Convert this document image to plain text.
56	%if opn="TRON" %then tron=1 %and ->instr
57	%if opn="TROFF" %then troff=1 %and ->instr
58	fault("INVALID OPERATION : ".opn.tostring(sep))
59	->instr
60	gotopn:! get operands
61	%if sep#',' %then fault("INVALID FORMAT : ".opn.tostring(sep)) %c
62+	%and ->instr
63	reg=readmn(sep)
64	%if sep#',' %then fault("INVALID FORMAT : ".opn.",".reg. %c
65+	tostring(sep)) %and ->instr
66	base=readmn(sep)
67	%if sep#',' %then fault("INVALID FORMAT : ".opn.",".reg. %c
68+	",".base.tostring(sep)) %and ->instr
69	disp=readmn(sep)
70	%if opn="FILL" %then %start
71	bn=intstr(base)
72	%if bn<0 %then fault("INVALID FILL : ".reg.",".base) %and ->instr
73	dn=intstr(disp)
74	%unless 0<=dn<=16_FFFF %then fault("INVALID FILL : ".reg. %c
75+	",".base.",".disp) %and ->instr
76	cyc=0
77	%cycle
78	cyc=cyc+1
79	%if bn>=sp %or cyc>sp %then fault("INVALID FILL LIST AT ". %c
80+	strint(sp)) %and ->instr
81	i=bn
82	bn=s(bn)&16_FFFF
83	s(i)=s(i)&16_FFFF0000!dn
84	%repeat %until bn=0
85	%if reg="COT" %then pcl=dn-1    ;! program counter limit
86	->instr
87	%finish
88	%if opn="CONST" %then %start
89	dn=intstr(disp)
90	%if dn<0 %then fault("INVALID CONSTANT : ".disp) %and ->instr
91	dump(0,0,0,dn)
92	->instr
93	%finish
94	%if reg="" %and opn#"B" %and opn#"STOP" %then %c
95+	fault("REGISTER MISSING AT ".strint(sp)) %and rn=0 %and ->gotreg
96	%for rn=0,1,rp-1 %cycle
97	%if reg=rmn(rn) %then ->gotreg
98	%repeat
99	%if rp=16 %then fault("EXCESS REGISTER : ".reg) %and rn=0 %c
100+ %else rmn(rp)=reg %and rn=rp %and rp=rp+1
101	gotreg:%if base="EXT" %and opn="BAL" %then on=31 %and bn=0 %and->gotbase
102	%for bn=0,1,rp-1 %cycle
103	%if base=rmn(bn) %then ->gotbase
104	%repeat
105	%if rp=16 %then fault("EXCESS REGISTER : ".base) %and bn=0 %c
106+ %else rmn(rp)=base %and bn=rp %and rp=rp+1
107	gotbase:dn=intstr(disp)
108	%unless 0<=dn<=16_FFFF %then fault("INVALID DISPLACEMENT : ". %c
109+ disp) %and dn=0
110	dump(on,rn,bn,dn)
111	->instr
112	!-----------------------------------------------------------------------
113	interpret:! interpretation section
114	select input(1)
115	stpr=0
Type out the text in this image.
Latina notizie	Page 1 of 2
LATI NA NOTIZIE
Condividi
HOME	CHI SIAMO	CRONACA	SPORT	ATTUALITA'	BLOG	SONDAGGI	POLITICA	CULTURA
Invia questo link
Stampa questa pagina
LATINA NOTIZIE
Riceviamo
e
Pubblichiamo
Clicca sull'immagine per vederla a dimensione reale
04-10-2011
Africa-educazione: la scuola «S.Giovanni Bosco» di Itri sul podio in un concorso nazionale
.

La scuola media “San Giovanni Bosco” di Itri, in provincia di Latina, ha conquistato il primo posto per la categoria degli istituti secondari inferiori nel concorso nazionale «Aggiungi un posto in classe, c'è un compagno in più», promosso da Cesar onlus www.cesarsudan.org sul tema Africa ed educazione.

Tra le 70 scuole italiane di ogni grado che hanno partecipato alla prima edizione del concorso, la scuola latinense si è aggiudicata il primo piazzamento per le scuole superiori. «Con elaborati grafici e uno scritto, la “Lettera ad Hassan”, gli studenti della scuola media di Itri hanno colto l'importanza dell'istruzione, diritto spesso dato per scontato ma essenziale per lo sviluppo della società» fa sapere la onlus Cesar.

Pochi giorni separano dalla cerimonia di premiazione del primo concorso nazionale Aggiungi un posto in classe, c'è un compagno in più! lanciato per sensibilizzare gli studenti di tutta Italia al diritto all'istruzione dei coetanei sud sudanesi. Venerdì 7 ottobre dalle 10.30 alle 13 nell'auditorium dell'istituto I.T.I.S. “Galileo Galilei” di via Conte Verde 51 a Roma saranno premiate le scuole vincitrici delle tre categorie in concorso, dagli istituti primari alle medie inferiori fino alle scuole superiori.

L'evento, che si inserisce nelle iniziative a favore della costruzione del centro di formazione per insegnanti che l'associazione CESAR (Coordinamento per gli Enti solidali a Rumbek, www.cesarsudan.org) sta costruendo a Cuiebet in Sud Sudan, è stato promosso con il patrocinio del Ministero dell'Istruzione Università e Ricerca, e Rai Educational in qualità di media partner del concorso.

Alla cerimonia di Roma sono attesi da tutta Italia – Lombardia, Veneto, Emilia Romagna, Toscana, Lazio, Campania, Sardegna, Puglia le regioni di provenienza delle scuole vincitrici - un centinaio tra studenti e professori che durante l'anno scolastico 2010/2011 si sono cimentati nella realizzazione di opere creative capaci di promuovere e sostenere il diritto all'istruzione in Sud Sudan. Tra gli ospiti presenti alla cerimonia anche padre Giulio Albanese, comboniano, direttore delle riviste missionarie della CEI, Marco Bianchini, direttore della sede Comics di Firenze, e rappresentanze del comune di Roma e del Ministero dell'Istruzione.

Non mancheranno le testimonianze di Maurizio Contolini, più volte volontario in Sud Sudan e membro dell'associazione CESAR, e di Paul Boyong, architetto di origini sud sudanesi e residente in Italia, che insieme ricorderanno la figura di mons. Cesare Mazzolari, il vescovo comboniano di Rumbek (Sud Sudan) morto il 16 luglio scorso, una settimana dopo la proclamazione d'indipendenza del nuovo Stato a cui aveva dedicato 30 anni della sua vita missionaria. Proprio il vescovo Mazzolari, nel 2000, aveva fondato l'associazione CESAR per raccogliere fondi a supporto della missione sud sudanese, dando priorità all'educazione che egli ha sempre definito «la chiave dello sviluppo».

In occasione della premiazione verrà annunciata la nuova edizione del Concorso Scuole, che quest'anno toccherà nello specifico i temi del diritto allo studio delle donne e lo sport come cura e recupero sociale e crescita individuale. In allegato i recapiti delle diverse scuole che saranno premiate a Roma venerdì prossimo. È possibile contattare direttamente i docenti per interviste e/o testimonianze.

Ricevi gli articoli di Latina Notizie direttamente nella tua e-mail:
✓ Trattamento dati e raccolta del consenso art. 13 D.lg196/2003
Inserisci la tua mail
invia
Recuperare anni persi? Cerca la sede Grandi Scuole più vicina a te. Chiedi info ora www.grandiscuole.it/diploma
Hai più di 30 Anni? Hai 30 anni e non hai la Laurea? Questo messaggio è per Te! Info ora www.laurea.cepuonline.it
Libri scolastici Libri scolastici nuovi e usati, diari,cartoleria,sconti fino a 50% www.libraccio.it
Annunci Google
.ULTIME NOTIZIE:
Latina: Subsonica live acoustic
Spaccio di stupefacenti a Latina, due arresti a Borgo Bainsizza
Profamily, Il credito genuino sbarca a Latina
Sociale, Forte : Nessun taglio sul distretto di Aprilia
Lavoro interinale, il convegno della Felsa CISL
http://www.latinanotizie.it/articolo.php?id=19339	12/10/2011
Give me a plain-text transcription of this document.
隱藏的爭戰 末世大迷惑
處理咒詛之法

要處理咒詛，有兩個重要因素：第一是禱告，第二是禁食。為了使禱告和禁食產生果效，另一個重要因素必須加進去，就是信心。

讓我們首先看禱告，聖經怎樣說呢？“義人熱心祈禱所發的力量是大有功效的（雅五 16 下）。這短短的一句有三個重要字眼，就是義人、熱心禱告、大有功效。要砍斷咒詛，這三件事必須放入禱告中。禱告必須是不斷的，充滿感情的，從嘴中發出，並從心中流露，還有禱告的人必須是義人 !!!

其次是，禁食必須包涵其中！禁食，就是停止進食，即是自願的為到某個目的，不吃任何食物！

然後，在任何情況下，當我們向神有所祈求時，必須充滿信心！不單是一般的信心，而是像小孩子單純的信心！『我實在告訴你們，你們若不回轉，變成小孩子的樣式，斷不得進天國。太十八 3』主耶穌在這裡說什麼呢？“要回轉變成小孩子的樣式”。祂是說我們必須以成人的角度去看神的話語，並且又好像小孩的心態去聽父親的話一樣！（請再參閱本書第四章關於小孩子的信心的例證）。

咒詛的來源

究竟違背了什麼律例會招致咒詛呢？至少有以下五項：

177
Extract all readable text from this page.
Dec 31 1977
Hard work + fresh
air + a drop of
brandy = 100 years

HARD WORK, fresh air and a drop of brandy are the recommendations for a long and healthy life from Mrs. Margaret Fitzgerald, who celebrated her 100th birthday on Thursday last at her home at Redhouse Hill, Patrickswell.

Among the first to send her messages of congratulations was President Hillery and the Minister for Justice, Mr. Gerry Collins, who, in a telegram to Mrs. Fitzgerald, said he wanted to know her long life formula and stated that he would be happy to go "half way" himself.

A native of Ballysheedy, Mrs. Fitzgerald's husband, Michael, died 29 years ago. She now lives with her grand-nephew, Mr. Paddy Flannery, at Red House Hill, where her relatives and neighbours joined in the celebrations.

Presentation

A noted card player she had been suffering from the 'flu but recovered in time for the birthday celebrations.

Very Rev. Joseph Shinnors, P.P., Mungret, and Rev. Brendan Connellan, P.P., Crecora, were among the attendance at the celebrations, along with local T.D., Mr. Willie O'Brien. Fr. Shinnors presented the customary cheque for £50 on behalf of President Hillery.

_Objective_
Take the line in which "Extract all readable text from this page." occurs and each subsequent line through the end; give these lines again without alteration.

_Final result_
Extract all readable text from this page.
Dec 31 1977
Hard work + fresh
air + a drop of
brandy = 100 years

HARD WORK, fresh air and a drop of brandy are the recommendations for a long and healthy life from Mrs. Margaret Fitzgerald, who celebrated her 100th birthday on Thursday last at her home at Redhouse Hill, Patrickswell.

Among the first to send her messages of congratulations was President Hillery and the Minister for Justice, Mr. Gerry Collins, who, in a telegram to Mrs. Fitzgerald, said he wanted to know her long life formula and stated that he would be happy to go "half way" himself.

A native of Ballysheedy, Mrs. Fitzgerald's husband, Michael, died 29 years ago. She now lives with her grand-nephew, Mr. Paddy Flannery, at Red House Hill, where her relatives and neighbours joined in the celebrations.

Presentation

A noted card player she had been suffering from the 'flu but recovered in time for the birthday celebrations.

Very Rev. Joseph Shinnors, P.P., Mungret, and Rev. Brendan Connellan, P.P., Crecora, were among the attendance at the celebrations, along with local T.D., Mr. Willie O'Brien. Fr. Shinnors presented the customary cheque for £50 on behalf of President Hillery.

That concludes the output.